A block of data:
•••
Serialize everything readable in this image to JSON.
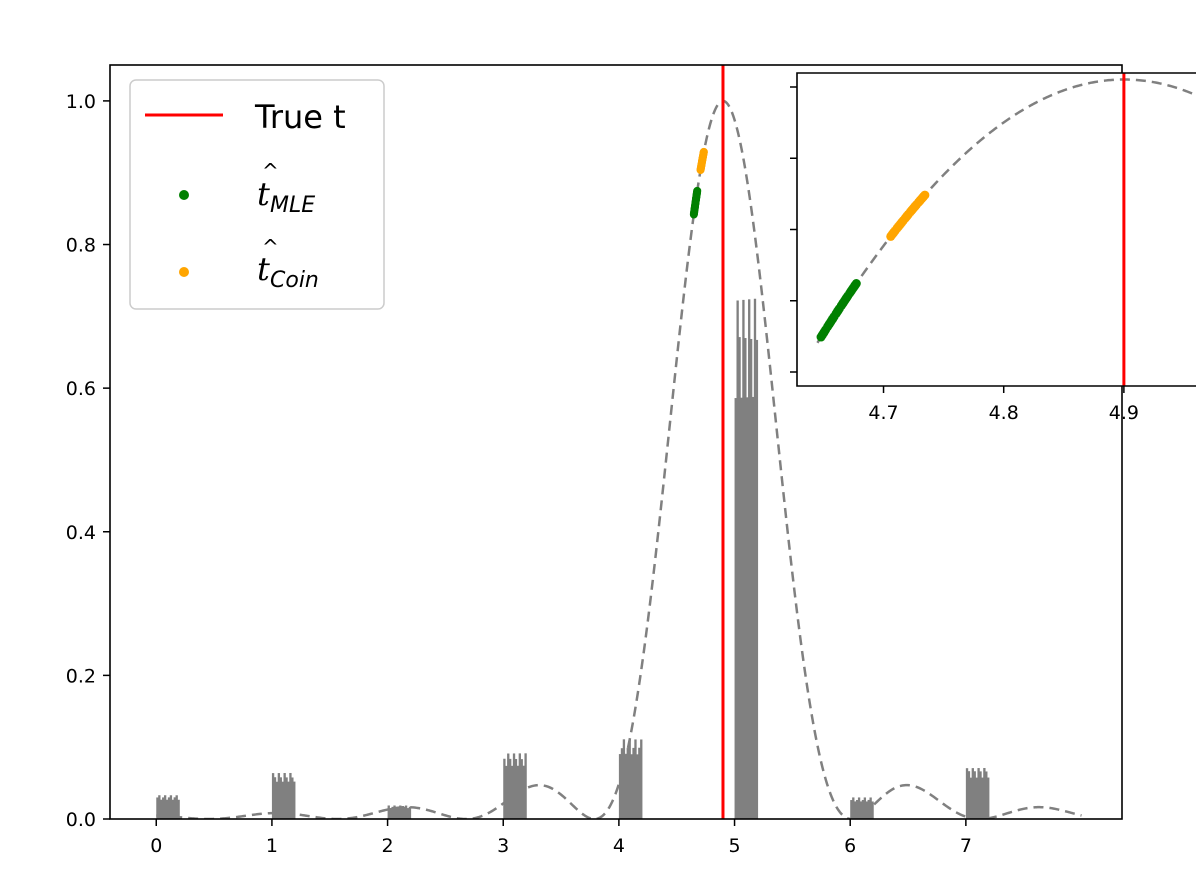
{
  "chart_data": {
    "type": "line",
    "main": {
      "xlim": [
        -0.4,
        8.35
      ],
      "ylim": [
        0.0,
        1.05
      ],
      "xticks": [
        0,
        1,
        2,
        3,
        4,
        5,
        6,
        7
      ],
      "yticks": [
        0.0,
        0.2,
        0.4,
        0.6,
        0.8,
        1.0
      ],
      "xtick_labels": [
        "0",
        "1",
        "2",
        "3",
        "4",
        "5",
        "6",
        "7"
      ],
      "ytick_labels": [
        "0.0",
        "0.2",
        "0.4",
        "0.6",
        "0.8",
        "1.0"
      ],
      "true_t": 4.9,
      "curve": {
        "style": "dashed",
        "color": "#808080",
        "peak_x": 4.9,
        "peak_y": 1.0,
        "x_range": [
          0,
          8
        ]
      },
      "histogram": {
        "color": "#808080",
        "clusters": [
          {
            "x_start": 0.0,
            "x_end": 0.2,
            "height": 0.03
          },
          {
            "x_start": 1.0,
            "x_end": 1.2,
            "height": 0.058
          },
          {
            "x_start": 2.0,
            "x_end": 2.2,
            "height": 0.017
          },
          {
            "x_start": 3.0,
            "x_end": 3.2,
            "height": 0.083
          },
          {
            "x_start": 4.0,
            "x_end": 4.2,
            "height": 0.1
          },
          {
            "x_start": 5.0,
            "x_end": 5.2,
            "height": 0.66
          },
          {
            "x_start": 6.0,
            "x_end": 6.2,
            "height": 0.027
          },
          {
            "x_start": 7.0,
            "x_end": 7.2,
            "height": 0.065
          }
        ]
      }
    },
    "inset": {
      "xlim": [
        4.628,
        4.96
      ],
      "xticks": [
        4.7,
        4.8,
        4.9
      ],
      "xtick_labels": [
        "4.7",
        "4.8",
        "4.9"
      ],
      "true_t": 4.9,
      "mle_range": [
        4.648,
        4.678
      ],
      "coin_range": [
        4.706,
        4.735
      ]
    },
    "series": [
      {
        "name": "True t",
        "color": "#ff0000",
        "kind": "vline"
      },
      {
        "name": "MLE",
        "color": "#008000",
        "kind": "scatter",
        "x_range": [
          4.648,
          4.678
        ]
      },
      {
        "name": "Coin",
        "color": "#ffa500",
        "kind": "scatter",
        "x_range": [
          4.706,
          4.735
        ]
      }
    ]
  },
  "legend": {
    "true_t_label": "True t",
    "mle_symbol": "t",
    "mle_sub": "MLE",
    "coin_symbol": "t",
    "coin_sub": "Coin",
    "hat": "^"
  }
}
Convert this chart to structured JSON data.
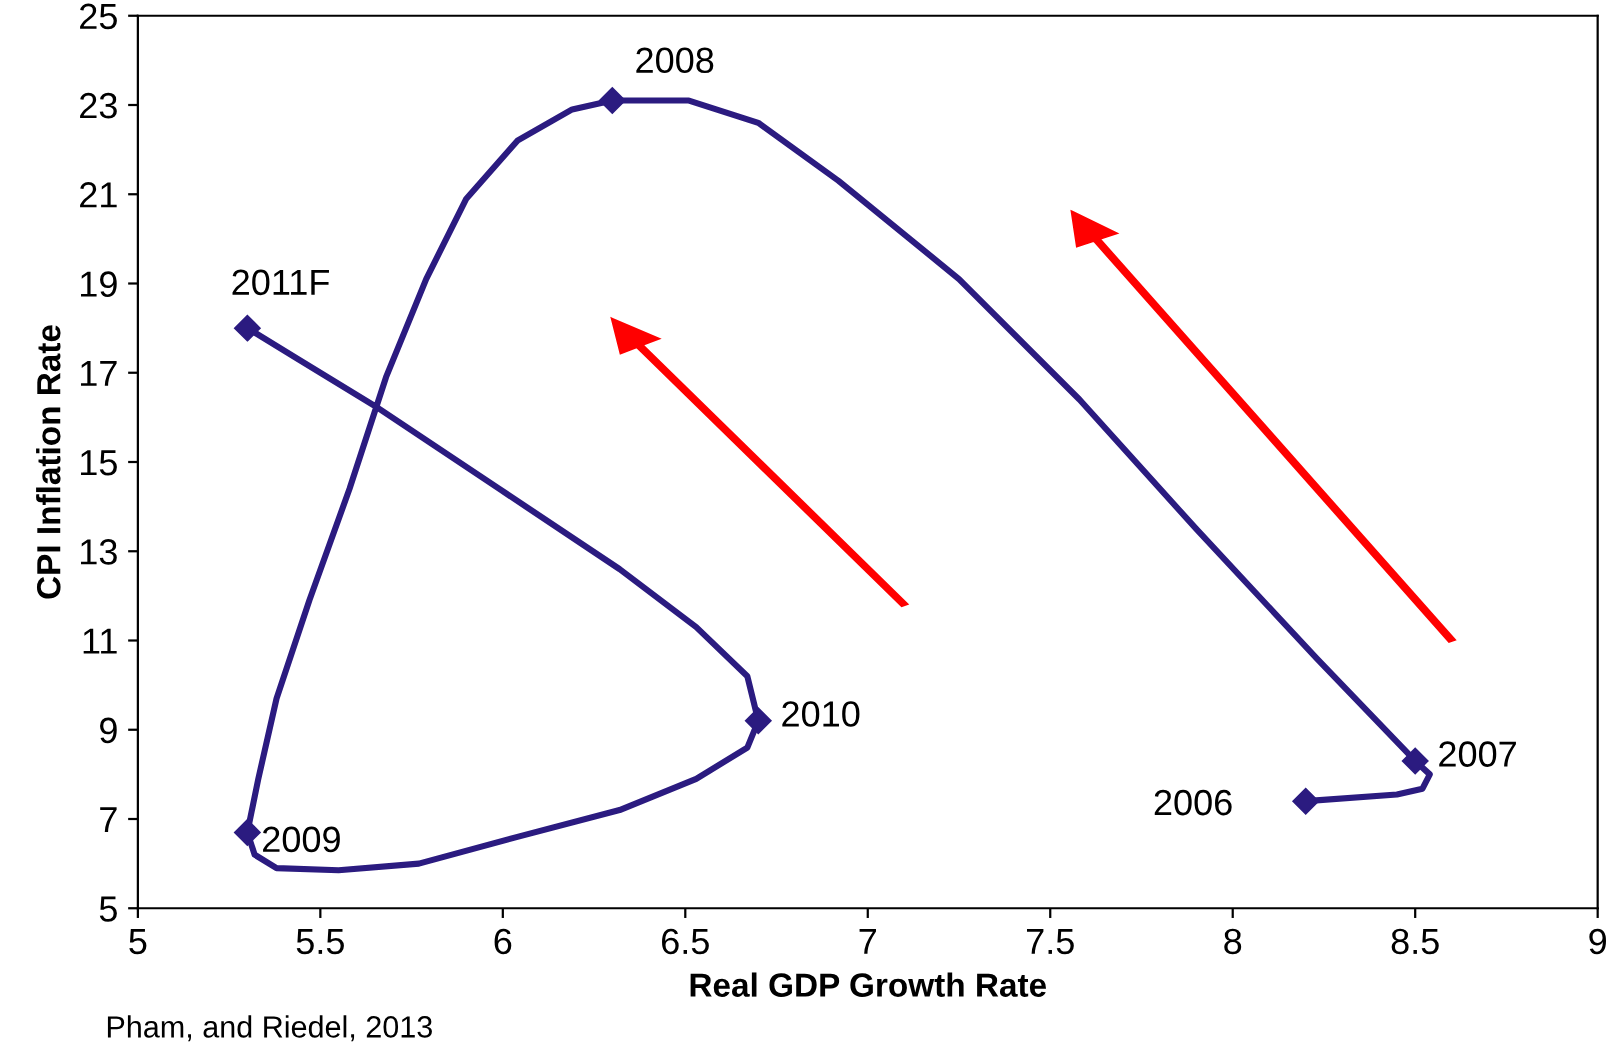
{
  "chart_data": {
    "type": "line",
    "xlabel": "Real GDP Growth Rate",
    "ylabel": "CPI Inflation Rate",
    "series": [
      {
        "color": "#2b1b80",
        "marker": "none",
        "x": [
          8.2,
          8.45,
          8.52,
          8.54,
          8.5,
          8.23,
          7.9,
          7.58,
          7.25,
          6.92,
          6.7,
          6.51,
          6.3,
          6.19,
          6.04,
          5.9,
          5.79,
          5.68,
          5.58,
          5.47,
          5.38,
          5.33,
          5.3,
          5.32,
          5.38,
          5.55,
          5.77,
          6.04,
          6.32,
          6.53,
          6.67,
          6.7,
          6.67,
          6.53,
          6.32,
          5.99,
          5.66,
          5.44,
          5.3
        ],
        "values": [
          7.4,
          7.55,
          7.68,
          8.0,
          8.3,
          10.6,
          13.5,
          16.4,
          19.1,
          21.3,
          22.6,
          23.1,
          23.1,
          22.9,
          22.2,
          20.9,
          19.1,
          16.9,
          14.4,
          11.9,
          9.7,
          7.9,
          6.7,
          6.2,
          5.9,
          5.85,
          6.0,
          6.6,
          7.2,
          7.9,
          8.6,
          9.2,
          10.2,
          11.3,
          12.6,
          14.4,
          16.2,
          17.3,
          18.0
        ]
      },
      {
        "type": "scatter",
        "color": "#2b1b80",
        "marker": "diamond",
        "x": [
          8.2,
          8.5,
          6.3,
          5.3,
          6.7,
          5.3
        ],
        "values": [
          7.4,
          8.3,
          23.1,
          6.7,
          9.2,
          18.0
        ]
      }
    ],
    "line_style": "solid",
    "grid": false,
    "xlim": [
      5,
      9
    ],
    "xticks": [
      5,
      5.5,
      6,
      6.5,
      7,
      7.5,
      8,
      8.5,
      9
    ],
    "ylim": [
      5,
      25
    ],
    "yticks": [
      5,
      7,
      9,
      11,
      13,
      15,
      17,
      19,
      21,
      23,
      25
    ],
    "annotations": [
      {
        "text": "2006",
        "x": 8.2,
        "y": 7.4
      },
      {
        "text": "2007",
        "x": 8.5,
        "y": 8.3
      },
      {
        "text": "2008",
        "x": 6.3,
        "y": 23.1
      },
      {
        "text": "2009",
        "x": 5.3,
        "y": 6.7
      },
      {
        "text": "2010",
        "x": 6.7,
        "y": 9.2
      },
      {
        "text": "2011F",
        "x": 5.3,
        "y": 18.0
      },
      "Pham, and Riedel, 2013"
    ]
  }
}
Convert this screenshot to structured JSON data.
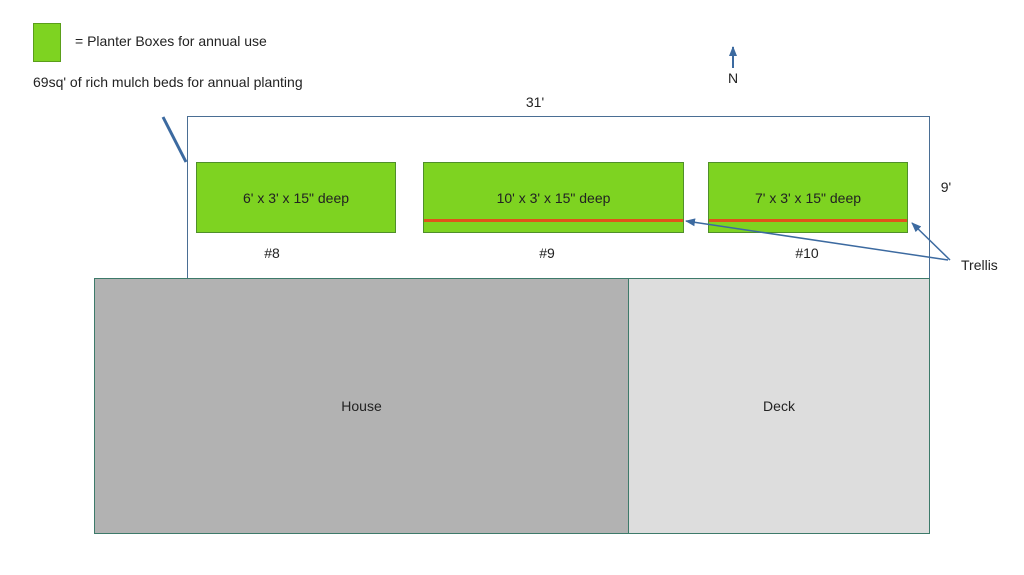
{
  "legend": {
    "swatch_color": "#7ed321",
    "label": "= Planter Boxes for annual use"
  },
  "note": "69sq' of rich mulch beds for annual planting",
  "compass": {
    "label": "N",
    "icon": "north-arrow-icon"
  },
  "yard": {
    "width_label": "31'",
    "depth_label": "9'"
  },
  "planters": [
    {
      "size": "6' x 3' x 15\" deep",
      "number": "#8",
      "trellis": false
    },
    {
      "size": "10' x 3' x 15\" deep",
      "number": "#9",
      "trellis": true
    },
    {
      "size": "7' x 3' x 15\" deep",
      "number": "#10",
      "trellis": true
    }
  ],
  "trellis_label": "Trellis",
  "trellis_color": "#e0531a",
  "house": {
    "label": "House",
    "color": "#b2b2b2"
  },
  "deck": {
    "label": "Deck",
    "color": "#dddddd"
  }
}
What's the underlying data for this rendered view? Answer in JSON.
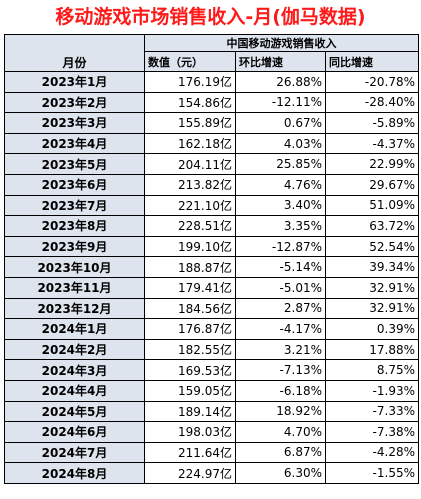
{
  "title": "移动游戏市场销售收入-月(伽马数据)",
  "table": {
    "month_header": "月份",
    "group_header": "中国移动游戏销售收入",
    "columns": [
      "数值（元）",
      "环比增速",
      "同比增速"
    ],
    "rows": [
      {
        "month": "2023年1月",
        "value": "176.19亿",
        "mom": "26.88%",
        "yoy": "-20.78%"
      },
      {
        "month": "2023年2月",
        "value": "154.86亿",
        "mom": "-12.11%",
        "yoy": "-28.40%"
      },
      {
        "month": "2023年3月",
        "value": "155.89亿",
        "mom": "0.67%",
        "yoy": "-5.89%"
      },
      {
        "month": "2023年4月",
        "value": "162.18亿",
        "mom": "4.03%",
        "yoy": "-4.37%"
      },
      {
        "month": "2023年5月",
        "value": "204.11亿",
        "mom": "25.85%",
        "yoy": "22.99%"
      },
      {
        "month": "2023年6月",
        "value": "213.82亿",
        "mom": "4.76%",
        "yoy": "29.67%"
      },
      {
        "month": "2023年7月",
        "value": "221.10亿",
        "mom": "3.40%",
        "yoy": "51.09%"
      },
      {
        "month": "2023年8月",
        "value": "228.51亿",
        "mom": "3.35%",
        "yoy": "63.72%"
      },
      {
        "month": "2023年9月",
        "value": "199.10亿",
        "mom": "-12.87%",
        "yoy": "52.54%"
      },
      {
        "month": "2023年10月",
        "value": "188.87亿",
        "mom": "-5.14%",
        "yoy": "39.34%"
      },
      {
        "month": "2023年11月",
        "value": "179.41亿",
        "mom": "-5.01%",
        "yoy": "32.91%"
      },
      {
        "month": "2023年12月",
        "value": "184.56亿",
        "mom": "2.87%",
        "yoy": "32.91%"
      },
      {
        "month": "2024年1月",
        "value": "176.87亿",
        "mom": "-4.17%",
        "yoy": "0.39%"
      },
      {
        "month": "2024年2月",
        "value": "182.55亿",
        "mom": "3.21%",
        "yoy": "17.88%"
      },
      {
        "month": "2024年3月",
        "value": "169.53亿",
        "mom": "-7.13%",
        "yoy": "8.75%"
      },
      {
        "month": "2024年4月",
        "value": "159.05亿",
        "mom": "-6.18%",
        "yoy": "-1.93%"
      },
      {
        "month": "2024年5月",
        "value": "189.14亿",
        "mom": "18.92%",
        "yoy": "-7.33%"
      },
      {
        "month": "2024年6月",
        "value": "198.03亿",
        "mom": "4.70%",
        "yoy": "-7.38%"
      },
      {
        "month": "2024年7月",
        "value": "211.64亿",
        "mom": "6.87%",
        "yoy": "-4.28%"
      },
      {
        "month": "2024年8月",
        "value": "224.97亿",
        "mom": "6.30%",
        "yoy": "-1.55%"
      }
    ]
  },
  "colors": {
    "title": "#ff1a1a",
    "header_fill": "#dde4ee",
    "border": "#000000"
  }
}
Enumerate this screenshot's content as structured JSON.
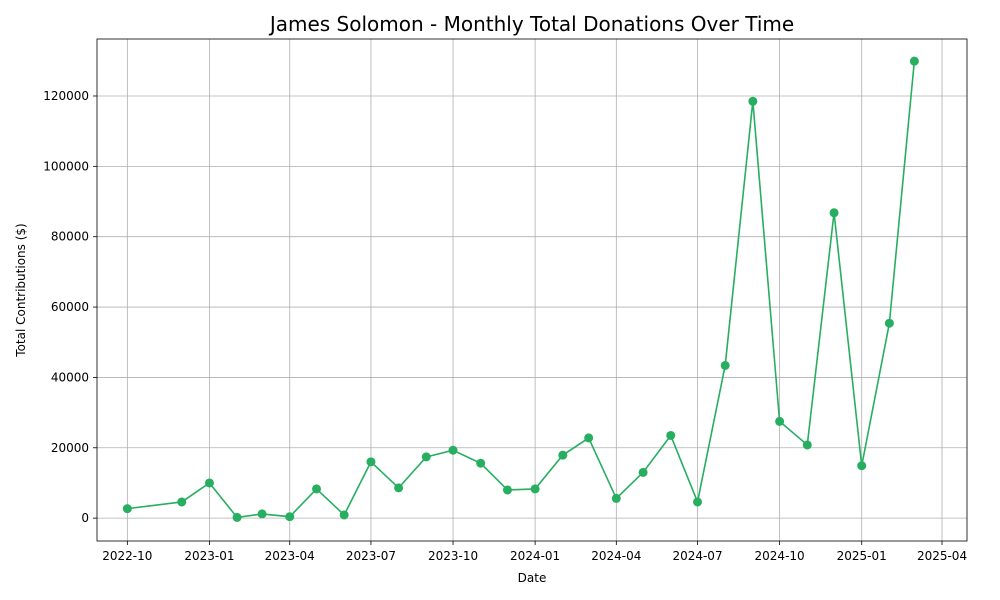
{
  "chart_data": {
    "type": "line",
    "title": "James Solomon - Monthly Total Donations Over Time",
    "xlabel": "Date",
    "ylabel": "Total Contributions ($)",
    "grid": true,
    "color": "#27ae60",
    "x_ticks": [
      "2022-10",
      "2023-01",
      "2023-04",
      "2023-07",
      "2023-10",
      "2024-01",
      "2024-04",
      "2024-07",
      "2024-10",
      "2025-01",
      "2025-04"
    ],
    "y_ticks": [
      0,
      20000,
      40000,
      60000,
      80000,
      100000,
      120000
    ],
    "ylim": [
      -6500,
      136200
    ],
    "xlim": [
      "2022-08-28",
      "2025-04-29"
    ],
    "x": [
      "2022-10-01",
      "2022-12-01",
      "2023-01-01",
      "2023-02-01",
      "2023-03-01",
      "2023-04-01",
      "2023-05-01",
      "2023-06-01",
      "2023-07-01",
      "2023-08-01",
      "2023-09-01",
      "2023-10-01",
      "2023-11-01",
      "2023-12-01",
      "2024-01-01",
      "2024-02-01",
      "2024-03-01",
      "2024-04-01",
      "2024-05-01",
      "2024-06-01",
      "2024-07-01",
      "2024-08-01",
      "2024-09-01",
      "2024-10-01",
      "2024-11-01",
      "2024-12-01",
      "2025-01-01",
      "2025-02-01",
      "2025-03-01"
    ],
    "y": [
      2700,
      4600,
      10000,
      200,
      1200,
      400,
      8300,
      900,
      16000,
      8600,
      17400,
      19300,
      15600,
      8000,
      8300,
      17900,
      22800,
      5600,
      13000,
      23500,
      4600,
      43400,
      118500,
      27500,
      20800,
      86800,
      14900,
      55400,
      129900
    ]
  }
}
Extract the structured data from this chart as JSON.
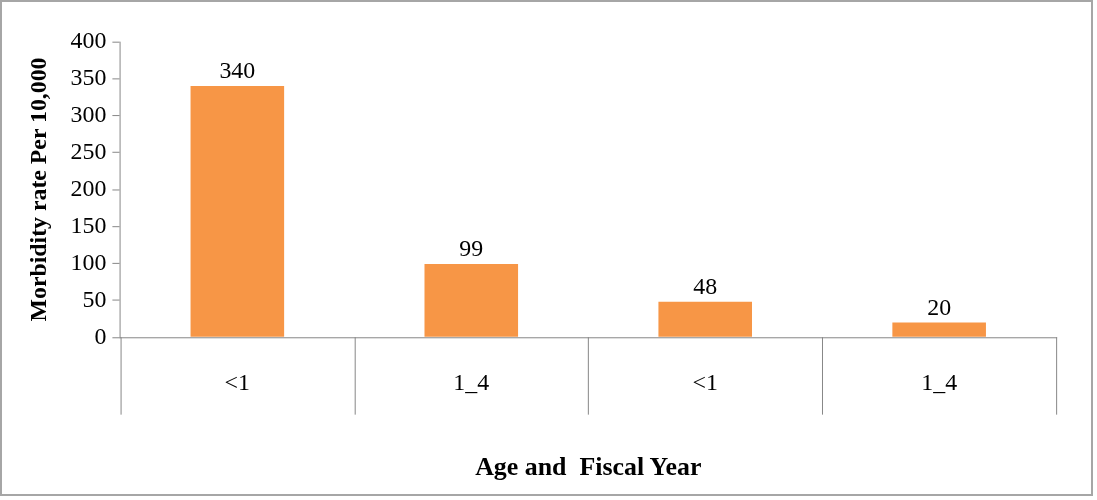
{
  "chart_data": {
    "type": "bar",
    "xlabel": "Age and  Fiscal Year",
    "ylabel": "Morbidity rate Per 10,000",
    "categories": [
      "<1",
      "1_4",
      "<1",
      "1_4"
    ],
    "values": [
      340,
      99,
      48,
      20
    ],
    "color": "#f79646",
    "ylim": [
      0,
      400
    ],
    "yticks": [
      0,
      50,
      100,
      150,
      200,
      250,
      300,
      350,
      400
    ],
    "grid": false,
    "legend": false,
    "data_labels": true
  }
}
•••
## [Required work]
From the entries, report each line that includes the word "Convert".

## [Solution below]
Convert this chart to structured JSON data.
Convert this screenshot to structured JSON data.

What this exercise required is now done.